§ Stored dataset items
- - - -

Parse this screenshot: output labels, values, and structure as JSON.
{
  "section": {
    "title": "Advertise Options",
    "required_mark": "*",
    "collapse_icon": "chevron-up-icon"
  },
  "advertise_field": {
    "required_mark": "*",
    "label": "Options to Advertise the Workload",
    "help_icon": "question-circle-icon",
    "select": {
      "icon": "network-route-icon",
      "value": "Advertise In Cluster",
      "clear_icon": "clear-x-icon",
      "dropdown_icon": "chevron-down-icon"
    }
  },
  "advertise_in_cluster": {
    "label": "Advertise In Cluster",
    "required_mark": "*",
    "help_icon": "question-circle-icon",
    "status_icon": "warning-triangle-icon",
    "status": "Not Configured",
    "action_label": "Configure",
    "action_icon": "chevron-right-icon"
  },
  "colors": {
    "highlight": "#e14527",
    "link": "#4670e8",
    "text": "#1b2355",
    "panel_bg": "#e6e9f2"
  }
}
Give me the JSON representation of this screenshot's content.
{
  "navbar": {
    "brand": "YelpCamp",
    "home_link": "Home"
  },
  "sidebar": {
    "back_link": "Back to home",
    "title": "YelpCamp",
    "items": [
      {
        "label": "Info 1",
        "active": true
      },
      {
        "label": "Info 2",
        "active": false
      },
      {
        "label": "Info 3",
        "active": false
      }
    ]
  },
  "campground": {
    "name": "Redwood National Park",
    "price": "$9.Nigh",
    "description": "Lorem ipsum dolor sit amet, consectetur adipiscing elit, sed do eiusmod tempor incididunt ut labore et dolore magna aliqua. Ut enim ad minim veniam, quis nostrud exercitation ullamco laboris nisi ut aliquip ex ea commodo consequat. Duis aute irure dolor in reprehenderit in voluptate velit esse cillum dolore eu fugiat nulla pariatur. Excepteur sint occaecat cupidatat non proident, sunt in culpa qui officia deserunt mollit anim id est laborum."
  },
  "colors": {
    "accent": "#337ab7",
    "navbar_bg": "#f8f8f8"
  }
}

- - - -

§ Your instructions
Go through the records and print each one exactly.

§ Result
Parse this screenshot: output labels, values, and structure as JSON.
{
  "section": {
    "title": "Advertise Options",
    "required_mark": "*",
    "collapse_icon": "chevron-up-icon"
  },
  "advertise_field": {
    "required_mark": "*",
    "label": "Options to Advertise the Workload",
    "help_icon": "question-circle-icon",
    "select": {
      "icon": "network-route-icon",
      "value": "Advertise In Cluster",
      "clear_icon": "clear-x-icon",
      "dropdown_icon": "chevron-down-icon"
    }
  },
  "advertise_in_cluster": {
    "label": "Advertise In Cluster",
    "required_mark": "*",
    "help_icon": "question-circle-icon",
    "status_icon": "warning-triangle-icon",
    "status": "Not Configured",
    "action_label": "Configure",
    "action_icon": "chevron-right-icon"
  },
  "colors": {
    "highlight": "#e14527",
    "link": "#4670e8",
    "text": "#1b2355",
    "panel_bg": "#e6e9f2"
  }
}
Give me the JSON representation of this screenshot's content.
{
  "navbar": {
    "brand": "YelpCamp",
    "home_link": "Home"
  },
  "sidebar": {
    "back_link": "Back to home",
    "title": "YelpCamp",
    "items": [
      {
        "label": "Info 1",
        "active": true
      },
      {
        "label": "Info 2",
        "active": false
      },
      {
        "label": "Info 3",
        "active": false
      }
    ]
  },
  "campground": {
    "name": "Redwood National Park",
    "price": "$9.Nigh",
    "description": "Lorem ipsum dolor sit amet, consectetur adipiscing elit, sed do eiusmod tempor incididunt ut labore et dolore magna aliqua. Ut enim ad minim veniam, quis nostrud exercitation ullamco laboris nisi ut aliquip ex ea commodo consequat. Duis aute irure dolor in reprehenderit in voluptate velit esse cillum dolore eu fugiat nulla pariatur. Excepteur sint occaecat cupidatat non proident, sunt in culpa qui officia deserunt mollit anim id est laborum."
  },
  "colors": {
    "accent": "#337ab7",
    "navbar_bg": "#f8f8f8"
  }
}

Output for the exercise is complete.